_What you have to do_.
Reproduce the records below in their entirety, character for character.

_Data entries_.
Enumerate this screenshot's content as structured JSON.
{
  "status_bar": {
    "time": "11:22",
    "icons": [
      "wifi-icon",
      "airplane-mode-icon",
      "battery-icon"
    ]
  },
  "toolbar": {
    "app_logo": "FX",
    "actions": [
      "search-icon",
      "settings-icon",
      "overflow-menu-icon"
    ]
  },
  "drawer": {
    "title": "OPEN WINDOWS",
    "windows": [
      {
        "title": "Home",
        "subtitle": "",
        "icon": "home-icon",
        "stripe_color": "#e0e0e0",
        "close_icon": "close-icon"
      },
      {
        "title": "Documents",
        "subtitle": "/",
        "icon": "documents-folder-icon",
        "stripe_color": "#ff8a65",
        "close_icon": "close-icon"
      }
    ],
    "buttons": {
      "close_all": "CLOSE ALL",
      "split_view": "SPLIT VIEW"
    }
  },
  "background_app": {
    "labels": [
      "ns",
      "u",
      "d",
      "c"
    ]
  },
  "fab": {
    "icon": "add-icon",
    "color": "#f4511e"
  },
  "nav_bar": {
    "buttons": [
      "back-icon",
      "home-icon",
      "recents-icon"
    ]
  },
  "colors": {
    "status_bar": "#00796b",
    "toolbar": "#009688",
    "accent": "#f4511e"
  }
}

_Written response_.
Enumerate this screenshot's content as structured JSON.
{
  "status_bar": {
    "time": "11:22",
    "icons": [
      "wifi-icon",
      "airplane-mode-icon",
      "battery-icon"
    ]
  },
  "toolbar": {
    "app_logo": "FX",
    "actions": [
      "search-icon",
      "settings-icon",
      "overflow-menu-icon"
    ]
  },
  "drawer": {
    "title": "OPEN WINDOWS",
    "windows": [
      {
        "title": "Home",
        "subtitle": "",
        "icon": "home-icon",
        "stripe_color": "#e0e0e0",
        "close_icon": "close-icon"
      },
      {
        "title": "Documents",
        "subtitle": "/",
        "icon": "documents-folder-icon",
        "stripe_color": "#ff8a65",
        "close_icon": "close-icon"
      }
    ],
    "buttons": {
      "close_all": "CLOSE ALL",
      "split_view": "SPLIT VIEW"
    }
  },
  "background_app": {
    "labels": [
      "ns",
      "u",
      "d",
      "c"
    ]
  },
  "fab": {
    "icon": "add-icon",
    "color": "#f4511e"
  },
  "nav_bar": {
    "buttons": [
      "back-icon",
      "home-icon",
      "recents-icon"
    ]
  },
  "colors": {
    "status_bar": "#00796b",
    "toolbar": "#009688",
    "accent": "#f4511e"
  }
}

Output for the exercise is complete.